**Supplied material:**
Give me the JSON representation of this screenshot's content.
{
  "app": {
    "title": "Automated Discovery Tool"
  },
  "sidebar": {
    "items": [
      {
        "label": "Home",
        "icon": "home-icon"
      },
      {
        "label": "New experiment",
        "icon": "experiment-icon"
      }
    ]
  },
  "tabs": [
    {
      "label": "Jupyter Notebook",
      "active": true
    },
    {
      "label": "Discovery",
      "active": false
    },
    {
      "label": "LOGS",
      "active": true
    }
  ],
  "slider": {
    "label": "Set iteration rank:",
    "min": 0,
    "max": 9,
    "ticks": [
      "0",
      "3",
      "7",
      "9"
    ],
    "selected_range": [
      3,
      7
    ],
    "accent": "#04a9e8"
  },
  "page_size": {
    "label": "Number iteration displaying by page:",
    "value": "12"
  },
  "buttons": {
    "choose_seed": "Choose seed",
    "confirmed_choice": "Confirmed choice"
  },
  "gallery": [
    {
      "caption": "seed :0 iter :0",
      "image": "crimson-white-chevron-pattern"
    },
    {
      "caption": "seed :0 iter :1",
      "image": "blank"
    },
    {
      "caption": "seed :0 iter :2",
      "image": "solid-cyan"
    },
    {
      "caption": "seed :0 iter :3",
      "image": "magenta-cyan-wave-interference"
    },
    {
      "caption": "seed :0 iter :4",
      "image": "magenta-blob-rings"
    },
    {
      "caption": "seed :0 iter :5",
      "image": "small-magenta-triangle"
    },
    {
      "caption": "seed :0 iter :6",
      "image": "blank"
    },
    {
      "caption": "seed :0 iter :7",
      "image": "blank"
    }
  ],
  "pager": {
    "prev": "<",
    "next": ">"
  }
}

**Task prompt:** Pull out each line of the listing that holds the string "cyan".

**Solution to this exercise:**
      "image": "solid-cyan"
      "image": "magenta-cyan-wave-interference"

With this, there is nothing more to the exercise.